[Start of Attachment]

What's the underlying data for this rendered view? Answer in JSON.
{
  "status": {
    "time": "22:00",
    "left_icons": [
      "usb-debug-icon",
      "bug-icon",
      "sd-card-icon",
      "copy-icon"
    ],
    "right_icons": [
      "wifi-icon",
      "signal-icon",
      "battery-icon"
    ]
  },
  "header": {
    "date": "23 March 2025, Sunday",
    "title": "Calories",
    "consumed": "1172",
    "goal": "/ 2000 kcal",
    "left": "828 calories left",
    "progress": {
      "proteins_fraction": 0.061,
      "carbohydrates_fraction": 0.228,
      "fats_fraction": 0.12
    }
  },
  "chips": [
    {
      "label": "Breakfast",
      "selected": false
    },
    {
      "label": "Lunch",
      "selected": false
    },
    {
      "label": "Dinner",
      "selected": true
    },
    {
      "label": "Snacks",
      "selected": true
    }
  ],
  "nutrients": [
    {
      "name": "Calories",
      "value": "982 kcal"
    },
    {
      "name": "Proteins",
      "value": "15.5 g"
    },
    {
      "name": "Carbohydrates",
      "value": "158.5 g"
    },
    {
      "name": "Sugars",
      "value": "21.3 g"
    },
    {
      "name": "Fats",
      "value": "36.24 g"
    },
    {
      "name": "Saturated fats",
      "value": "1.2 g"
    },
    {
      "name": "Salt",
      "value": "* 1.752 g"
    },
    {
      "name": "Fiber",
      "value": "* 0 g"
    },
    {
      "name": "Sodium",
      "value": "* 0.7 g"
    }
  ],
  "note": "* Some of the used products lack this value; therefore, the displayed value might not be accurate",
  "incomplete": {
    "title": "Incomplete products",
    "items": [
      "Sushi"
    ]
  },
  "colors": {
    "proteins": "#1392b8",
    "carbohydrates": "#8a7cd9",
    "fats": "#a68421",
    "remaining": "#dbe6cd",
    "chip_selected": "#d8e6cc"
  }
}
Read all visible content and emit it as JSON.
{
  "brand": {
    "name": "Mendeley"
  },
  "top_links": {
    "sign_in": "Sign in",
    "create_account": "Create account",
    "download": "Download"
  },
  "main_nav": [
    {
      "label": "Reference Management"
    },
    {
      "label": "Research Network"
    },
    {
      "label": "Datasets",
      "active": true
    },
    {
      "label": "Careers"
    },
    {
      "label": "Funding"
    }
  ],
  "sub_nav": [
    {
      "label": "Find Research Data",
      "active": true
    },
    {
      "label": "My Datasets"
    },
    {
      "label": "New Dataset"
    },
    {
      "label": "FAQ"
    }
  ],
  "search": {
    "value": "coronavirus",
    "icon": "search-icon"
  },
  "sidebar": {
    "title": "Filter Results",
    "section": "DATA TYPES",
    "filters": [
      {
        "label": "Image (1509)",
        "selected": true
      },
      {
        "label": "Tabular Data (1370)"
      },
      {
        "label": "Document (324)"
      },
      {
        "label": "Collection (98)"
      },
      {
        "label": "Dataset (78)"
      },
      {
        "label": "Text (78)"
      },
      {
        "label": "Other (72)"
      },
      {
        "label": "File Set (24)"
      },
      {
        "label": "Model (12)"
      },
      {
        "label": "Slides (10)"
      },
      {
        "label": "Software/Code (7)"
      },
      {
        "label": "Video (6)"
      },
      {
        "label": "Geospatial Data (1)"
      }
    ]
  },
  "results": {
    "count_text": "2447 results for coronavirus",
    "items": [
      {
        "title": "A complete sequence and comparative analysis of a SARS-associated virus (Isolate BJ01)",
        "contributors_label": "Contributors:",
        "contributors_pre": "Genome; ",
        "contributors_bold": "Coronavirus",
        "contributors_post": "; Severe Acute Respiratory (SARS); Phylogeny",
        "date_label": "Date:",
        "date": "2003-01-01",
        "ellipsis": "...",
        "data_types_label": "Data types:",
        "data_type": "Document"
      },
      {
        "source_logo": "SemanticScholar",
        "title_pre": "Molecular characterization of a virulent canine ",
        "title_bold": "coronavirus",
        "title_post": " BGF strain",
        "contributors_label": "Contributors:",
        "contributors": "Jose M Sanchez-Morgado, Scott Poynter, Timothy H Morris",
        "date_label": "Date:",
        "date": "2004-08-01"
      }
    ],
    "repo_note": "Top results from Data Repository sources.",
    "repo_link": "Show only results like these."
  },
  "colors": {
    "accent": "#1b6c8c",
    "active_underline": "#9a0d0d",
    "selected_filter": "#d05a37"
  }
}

[End of Attachment]

ABOUT THIS TASK:
Each line above that contains "name" counts once; report the total of such lines and nothing more.

TASK ANSWER:
10